◆ Selected text ◆

COMEX September Silver futures (SIU7): Flash crash at 19:06 NYT 6th July
Following this 1 minute flash crash, in the subsequent minute between 19:07 NYT and 19:08 NYT, the SIU7 contract price rebounded sharply, rising from US$ 14.67 to US$ 15.62 on a trading volume of 1495 contracts. This rebound reflected in the below chart which also shows the opening and closing prices of each minute period. The price continue to rebound between 19:08 and 19:09 on volume of 936 contracts to close the minute at US$ 15.07, and then between 19:09 and 19:10, the price again closed higher at US$ 15.90 on volume of 932 contracts.
Overall, from the low quote of US$ 14.34, the price had rebound within the next 3 minutes to US$ 15.90, a rebound of 10.95%, and just 1% lower than the price had been (US$ 16.06) 4 minutes earlier.
COMEX Sept Silver futures (SIU7): Rebound between 19:07 – 19:10 NYT 6th July
Note that the same price flash crash also affected the next most actively traded COMEX silver contract for December 2017 (code SIZ7). See COMEX silver futures summary table below, and notice the lows for the September 2017 and December 2017 contracts at US$ 14.34 and US$ 14.44, respectively.

◆ Supplied data ◆
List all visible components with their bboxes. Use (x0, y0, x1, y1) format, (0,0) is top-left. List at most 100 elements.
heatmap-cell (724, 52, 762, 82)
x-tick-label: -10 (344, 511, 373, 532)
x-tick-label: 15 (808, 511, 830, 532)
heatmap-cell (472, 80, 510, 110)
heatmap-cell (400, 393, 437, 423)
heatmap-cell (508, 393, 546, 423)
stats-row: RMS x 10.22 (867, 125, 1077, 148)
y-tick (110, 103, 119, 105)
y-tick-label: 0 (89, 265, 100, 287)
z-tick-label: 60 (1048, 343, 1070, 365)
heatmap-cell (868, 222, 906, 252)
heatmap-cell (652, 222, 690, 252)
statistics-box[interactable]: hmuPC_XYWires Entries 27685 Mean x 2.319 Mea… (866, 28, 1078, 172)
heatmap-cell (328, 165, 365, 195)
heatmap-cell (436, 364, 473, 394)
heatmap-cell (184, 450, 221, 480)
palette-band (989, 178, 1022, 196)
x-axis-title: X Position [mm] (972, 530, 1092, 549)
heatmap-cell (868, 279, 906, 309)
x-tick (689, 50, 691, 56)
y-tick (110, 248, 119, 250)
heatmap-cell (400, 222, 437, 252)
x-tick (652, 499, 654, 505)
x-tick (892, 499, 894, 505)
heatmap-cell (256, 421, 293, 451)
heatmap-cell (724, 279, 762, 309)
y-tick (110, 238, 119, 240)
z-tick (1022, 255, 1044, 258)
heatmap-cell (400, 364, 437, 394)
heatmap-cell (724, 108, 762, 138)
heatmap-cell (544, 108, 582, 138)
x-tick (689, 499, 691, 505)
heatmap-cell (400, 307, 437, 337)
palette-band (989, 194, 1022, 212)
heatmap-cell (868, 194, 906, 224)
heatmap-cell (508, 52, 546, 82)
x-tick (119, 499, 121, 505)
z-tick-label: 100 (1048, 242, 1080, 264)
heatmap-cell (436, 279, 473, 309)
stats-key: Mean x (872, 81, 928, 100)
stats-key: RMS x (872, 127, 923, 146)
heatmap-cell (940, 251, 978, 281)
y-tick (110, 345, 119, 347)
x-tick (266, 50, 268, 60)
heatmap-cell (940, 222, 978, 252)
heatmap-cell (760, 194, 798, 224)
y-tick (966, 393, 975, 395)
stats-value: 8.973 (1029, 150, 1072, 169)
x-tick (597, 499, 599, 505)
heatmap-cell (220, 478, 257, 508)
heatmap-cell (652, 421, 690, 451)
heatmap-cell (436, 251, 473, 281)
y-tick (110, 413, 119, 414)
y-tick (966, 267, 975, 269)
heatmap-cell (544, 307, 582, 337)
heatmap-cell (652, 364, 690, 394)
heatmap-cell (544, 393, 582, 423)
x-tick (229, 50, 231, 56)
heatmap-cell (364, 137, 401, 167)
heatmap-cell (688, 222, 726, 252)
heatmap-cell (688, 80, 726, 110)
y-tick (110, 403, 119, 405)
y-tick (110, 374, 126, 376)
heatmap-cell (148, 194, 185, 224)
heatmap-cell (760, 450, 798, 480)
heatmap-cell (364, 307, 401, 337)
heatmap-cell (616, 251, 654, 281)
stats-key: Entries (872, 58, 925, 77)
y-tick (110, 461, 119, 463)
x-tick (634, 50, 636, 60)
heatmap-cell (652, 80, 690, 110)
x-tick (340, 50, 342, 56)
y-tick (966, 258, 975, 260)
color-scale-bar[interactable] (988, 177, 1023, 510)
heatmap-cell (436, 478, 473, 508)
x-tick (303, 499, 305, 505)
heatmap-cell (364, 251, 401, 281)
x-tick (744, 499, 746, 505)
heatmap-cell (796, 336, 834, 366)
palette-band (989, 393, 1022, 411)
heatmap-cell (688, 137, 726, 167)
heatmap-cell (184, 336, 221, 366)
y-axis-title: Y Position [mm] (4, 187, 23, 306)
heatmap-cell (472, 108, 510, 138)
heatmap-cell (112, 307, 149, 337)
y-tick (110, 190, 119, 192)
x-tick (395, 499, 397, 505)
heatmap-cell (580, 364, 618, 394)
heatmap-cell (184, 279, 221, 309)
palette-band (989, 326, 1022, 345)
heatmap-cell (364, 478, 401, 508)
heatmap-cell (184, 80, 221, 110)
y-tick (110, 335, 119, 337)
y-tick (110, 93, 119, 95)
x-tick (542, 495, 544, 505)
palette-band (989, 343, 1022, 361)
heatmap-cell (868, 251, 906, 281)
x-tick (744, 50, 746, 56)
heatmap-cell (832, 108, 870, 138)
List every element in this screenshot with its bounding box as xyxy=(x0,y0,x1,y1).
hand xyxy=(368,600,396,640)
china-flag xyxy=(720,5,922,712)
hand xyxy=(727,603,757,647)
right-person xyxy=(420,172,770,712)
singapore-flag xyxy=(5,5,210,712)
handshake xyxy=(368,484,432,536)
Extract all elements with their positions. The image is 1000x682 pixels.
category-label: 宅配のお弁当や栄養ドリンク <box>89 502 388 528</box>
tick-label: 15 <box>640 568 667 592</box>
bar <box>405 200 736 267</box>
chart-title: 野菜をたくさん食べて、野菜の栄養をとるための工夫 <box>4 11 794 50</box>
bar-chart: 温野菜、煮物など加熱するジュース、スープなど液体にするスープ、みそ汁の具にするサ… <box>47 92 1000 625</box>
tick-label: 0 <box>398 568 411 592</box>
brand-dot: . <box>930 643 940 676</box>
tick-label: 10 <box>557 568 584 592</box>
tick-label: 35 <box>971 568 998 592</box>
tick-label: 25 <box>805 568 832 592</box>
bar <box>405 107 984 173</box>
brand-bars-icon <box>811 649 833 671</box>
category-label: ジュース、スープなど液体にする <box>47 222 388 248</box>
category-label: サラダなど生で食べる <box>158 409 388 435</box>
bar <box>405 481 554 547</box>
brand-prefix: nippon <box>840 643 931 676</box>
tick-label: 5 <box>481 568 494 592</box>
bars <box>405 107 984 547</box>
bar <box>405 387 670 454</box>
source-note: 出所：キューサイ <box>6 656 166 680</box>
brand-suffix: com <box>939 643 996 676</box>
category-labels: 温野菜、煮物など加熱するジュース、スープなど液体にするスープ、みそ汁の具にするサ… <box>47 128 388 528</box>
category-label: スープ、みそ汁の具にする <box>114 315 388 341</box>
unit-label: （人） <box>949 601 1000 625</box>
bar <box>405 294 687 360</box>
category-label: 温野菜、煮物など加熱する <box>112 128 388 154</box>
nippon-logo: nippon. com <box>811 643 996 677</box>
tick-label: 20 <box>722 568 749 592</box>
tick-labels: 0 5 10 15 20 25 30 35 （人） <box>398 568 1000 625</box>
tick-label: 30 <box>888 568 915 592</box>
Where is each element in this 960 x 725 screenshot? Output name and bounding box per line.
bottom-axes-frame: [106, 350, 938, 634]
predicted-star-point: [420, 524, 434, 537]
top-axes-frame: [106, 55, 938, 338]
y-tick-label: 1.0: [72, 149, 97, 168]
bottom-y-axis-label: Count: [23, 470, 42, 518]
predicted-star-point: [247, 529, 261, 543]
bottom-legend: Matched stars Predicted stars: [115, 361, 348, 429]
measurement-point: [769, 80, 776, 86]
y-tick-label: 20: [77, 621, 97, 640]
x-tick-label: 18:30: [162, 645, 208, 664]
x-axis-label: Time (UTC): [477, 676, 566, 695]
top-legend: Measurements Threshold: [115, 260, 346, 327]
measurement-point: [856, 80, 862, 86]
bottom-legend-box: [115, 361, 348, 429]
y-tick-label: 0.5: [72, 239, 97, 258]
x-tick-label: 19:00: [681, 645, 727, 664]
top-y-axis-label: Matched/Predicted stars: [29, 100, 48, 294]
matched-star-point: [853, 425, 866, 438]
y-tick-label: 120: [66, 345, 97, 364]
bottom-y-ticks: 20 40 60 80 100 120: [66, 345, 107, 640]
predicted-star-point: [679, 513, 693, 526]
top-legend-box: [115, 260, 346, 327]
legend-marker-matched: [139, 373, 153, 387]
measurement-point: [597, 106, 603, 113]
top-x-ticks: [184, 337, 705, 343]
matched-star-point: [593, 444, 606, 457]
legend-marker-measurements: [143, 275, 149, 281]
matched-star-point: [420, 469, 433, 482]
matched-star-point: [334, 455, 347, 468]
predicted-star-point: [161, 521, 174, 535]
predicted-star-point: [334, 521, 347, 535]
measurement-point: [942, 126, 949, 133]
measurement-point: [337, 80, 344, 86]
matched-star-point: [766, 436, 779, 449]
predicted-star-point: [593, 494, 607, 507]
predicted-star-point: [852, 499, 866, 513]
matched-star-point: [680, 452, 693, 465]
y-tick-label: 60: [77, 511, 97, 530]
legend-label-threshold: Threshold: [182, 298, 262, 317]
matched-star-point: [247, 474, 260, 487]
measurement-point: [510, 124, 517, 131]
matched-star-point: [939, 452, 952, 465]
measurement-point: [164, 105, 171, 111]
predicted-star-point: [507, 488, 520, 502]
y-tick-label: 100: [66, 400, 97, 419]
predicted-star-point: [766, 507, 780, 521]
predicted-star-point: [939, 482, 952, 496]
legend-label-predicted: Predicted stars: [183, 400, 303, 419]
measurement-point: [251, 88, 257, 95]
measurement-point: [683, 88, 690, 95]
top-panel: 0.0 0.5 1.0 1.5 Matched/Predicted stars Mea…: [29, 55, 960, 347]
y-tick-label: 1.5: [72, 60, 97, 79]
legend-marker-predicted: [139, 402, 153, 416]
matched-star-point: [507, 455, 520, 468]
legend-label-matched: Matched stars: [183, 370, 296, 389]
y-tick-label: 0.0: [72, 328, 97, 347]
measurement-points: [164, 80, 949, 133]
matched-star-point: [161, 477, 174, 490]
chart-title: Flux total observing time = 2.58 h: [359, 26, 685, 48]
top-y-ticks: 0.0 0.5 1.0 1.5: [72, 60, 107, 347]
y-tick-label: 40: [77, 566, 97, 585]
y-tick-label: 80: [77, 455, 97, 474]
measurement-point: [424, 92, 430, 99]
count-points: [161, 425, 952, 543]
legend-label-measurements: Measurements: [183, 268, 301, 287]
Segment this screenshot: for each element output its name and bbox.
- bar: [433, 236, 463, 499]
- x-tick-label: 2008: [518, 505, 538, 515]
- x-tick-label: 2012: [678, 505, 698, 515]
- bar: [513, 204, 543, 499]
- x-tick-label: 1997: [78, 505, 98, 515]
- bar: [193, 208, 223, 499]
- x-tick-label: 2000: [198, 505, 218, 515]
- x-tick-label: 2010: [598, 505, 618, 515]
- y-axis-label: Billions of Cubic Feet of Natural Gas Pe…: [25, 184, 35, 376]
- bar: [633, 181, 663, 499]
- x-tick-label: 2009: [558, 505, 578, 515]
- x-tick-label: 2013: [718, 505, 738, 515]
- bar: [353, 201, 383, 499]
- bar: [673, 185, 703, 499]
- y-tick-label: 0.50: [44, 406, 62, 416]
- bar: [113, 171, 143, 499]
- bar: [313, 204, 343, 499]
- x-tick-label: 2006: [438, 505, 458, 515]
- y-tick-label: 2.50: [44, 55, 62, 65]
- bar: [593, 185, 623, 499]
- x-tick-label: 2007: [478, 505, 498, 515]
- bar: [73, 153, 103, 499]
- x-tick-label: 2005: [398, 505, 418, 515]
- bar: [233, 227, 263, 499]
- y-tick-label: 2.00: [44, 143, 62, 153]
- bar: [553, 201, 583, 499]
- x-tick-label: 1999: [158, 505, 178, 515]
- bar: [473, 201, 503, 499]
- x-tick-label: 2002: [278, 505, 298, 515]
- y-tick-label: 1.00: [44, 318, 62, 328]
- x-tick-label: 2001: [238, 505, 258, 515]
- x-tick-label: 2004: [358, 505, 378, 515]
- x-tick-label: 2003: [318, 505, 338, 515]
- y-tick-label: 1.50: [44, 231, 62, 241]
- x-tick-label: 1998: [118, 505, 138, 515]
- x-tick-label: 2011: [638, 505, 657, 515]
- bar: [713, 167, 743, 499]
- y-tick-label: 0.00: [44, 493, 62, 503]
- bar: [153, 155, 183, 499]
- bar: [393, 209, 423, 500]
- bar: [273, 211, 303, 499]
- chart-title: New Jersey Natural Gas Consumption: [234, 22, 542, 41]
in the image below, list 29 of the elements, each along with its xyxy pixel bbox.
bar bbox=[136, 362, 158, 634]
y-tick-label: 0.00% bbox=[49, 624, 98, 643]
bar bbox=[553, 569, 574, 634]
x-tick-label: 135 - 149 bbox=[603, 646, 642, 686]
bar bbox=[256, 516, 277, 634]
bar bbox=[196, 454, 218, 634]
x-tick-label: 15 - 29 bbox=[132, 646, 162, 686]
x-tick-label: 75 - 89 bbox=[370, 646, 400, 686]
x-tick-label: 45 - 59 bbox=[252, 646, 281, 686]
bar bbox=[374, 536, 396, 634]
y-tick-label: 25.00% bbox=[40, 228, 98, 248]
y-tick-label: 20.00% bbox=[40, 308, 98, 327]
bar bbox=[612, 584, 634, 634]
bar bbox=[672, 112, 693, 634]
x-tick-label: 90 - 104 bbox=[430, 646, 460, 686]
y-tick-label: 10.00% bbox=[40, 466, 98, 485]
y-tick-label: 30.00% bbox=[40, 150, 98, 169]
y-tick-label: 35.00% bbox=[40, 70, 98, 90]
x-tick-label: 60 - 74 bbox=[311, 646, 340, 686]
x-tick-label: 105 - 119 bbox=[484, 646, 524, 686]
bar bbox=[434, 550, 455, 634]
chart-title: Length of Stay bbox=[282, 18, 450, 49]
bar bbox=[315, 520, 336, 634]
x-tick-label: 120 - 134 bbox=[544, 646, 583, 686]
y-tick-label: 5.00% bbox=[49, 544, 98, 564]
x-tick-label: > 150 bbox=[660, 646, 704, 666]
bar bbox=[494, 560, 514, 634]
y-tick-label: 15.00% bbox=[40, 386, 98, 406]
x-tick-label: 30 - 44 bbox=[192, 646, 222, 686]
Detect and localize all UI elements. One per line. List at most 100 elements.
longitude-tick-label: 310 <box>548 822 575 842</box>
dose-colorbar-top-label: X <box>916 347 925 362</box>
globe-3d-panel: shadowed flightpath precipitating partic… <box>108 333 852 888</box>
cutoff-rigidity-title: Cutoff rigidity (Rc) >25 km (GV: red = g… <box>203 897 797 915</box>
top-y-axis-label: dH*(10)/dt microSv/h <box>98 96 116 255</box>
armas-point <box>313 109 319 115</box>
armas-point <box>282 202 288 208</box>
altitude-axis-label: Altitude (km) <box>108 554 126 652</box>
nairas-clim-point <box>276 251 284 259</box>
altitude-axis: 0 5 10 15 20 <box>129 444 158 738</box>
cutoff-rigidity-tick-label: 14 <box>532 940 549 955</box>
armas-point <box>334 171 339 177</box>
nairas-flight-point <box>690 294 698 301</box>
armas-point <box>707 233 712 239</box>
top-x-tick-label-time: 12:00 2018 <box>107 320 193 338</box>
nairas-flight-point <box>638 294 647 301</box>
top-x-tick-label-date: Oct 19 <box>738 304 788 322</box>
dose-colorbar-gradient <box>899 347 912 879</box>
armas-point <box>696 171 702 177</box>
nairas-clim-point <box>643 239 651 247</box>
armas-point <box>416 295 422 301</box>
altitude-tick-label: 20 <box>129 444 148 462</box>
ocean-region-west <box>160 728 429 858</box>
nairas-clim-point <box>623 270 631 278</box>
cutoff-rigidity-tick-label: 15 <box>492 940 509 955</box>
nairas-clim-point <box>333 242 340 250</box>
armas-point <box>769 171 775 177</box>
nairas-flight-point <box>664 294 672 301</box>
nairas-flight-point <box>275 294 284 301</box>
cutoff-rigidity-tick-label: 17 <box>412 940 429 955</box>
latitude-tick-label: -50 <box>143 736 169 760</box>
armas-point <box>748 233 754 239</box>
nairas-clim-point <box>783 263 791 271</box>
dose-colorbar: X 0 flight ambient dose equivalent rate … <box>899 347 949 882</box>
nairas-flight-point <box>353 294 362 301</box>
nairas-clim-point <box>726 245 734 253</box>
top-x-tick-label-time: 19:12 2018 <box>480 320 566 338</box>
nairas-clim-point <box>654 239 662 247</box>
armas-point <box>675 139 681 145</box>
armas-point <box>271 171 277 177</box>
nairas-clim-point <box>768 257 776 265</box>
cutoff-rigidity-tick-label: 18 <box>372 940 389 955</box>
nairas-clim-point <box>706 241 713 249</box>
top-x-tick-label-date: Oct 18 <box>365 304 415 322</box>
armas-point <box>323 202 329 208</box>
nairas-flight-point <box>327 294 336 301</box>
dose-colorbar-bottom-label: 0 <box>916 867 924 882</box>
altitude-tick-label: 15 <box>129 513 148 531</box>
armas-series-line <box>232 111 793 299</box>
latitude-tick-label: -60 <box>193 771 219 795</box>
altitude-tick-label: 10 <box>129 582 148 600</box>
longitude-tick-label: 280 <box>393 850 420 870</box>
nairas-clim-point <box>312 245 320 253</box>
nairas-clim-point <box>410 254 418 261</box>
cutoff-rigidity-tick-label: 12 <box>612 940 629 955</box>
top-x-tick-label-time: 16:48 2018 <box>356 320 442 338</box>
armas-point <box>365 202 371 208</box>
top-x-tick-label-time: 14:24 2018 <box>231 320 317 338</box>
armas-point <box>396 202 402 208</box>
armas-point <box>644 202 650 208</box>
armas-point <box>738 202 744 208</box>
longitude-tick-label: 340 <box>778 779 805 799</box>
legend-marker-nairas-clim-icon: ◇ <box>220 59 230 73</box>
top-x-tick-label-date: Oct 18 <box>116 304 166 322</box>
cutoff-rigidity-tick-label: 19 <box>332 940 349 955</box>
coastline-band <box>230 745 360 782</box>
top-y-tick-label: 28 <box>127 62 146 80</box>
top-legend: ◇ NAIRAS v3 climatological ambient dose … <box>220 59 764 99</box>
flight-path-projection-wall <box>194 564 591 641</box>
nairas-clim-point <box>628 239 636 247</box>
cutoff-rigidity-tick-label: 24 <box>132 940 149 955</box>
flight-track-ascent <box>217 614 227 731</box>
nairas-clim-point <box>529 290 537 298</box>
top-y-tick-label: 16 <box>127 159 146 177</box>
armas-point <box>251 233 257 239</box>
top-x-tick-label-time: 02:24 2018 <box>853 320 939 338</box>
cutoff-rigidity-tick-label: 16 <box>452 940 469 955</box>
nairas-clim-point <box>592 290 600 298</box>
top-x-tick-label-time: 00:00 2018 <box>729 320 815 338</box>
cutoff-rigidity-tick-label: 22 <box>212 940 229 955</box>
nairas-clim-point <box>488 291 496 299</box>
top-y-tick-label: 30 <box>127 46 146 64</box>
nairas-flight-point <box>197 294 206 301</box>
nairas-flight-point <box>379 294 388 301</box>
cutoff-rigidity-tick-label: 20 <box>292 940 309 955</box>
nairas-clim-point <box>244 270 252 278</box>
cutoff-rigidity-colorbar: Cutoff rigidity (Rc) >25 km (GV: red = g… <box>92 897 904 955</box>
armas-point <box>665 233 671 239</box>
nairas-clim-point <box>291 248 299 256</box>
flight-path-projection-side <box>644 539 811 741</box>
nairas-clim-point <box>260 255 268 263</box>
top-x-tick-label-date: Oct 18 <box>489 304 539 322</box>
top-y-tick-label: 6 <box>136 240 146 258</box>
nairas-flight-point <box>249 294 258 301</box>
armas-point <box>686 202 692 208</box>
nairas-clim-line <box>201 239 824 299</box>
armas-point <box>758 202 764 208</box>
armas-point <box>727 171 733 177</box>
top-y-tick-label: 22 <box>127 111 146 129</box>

◆ Work request ◆
Quote the silver futures text word for word, beginning at the words "COMEX September Silver" and stopping after "4 minutes earlier.".

◆ Reply to the task ◆
COMEX September Silver futures (SIU7): Flash crash at 19:06 NYT 6th July
Following this 1 minute flash crash, in the subsequent minute between 19:07 NYT and 19:08 NYT, the SIU7 contract price rebounded sharply, rising from US$ 14.67 to US$ 15.62 on a trading volume of 1495 contracts. This rebound reflected in the below chart which also shows the opening and closing prices of each minute period. The price continue to rebound between 19:08 and 19:09 on volume of 936 contracts to close the minute at US$ 15.07, and then between 19:09 and 19:10, the price again closed higher at US$ 15.90 on volume of 932 contracts.
Overall, from the low quote of US$ 14.34, the price had rebound within the next 3 minutes to US$ 15.90, a rebound of 10.95%, and just 1% lower than the price had been (US$ 16.06) 4 minutes earlier.